TASK DIRECTIONS: Exact copies of all the lines below are required.

Items from a figure collection:
____
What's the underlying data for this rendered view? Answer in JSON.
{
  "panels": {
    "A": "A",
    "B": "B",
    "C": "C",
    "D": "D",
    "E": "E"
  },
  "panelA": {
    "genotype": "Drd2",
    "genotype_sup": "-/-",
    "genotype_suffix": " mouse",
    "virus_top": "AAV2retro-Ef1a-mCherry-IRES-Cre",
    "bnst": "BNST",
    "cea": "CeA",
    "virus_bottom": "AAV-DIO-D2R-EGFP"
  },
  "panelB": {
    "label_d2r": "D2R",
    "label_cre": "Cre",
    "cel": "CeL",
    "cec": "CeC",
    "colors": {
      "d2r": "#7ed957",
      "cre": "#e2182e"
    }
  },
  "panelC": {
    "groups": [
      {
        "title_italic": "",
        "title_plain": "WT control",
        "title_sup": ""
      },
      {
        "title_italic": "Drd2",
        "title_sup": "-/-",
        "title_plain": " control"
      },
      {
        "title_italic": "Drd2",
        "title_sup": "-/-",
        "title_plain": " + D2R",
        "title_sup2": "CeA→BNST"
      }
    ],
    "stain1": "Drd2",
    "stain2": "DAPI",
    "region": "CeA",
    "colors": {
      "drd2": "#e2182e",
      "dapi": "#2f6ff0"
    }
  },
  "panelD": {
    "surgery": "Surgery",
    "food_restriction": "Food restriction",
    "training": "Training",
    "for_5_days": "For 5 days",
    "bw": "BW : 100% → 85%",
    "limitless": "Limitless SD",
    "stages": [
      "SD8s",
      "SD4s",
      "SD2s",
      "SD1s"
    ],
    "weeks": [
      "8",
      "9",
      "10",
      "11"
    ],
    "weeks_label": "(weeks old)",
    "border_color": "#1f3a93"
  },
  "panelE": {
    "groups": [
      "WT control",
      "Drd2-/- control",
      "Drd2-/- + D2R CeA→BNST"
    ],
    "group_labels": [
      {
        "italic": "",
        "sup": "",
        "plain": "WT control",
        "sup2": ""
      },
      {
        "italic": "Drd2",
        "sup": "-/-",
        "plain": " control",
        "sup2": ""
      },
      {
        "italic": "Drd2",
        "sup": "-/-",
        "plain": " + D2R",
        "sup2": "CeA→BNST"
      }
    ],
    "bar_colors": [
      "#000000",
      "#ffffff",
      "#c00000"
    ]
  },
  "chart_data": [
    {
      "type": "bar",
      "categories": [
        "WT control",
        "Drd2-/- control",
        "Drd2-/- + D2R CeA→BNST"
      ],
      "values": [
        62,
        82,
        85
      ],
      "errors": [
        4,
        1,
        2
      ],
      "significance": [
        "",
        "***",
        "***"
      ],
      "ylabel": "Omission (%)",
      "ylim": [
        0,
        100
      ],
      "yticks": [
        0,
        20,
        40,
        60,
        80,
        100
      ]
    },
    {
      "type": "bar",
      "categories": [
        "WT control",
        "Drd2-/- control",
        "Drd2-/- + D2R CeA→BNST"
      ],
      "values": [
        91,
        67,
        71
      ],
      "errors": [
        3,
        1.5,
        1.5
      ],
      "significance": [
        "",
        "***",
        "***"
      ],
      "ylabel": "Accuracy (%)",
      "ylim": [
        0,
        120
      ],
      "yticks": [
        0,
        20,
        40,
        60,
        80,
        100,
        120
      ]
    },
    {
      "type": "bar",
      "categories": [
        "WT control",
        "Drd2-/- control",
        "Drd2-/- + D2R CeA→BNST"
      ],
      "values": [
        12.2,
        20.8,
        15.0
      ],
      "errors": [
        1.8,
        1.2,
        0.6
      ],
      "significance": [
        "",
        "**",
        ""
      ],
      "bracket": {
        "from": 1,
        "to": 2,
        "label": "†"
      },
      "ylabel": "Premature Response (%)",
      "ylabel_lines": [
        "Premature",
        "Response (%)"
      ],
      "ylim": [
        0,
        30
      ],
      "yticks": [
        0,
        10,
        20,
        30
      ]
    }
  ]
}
____
EXPECTED ANSWER:
What's the underlying data for this rendered view? Answer in JSON.
{
  "panels": {
    "A": "A",
    "B": "B",
    "C": "C",
    "D": "D",
    "E": "E"
  },
  "panelA": {
    "genotype": "Drd2",
    "genotype_sup": "-/-",
    "genotype_suffix": " mouse",
    "virus_top": "AAV2retro-Ef1a-mCherry-IRES-Cre",
    "bnst": "BNST",
    "cea": "CeA",
    "virus_bottom": "AAV-DIO-D2R-EGFP"
  },
  "panelB": {
    "label_d2r": "D2R",
    "label_cre": "Cre",
    "cel": "CeL",
    "cec": "CeC",
    "colors": {
      "d2r": "#7ed957",
      "cre": "#e2182e"
    }
  },
  "panelC": {
    "groups": [
      {
        "title_italic": "",
        "title_plain": "WT control",
        "title_sup": ""
      },
      {
        "title_italic": "Drd2",
        "title_sup": "-/-",
        "title_plain": " control"
      },
      {
        "title_italic": "Drd2",
        "title_sup": "-/-",
        "title_plain": " + D2R",
        "title_sup2": "CeA→BNST"
      }
    ],
    "stain1": "Drd2",
    "stain2": "DAPI",
    "region": "CeA",
    "colors": {
      "drd2": "#e2182e",
      "dapi": "#2f6ff0"
    }
  },
  "panelD": {
    "surgery": "Surgery",
    "food_restriction": "Food restriction",
    "training": "Training",
    "for_5_days": "For 5 days",
    "bw": "BW : 100% → 85%",
    "limitless": "Limitless SD",
    "stages": [
      "SD8s",
      "SD4s",
      "SD2s",
      "SD1s"
    ],
    "weeks": [
      "8",
      "9",
      "10",
      "11"
    ],
    "weeks_label": "(weeks old)",
    "border_color": "#1f3a93"
  },
  "panelE": {
    "groups": [
      "WT control",
      "Drd2-/- control",
      "Drd2-/- + D2R CeA→BNST"
    ],
    "group_labels": [
      {
        "italic": "",
        "sup": "",
        "plain": "WT control",
        "sup2": ""
      },
      {
        "italic": "Drd2",
        "sup": "-/-",
        "plain": " control",
        "sup2": ""
      },
      {
        "italic": "Drd2",
        "sup": "-/-",
        "plain": " + D2R",
        "sup2": "CeA→BNST"
      }
    ],
    "bar_colors": [
      "#000000",
      "#ffffff",
      "#c00000"
    ]
  },
  "chart_data": [
    {
      "type": "bar",
      "categories": [
        "WT control",
        "Drd2-/- control",
        "Drd2-/- + D2R CeA→BNST"
      ],
      "values": [
        62,
        82,
        85
      ],
      "errors": [
        4,
        1,
        2
      ],
      "significance": [
        "",
        "***",
        "***"
      ],
      "ylabel": "Omission (%)",
      "ylim": [
        0,
        100
      ],
      "yticks": [
        0,
        20,
        40,
        60,
        80,
        100
      ]
    },
    {
      "type": "bar",
      "categories": [
        "WT control",
        "Drd2-/- control",
        "Drd2-/- + D2R CeA→BNST"
      ],
      "values": [
        91,
        67,
        71
      ],
      "errors": [
        3,
        1.5,
        1.5
      ],
      "significance": [
        "",
        "***",
        "***"
      ],
      "ylabel": "Accuracy (%)",
      "ylim": [
        0,
        120
      ],
      "yticks": [
        0,
        20,
        40,
        60,
        80,
        100,
        120
      ]
    },
    {
      "type": "bar",
      "categories": [
        "WT control",
        "Drd2-/- control",
        "Drd2-/- + D2R CeA→BNST"
      ],
      "values": [
        12.2,
        20.8,
        15.0
      ],
      "errors": [
        1.8,
        1.2,
        0.6
      ],
      "significance": [
        "",
        "**",
        ""
      ],
      "bracket": {
        "from": 1,
        "to": 2,
        "label": "†"
      },
      "ylabel": "Premature Response (%)",
      "ylabel_lines": [
        "Premature",
        "Response (%)"
      ],
      "ylim": [
        0,
        30
      ],
      "yticks": [
        0,
        10,
        20,
        30
      ]
    }
  ]
}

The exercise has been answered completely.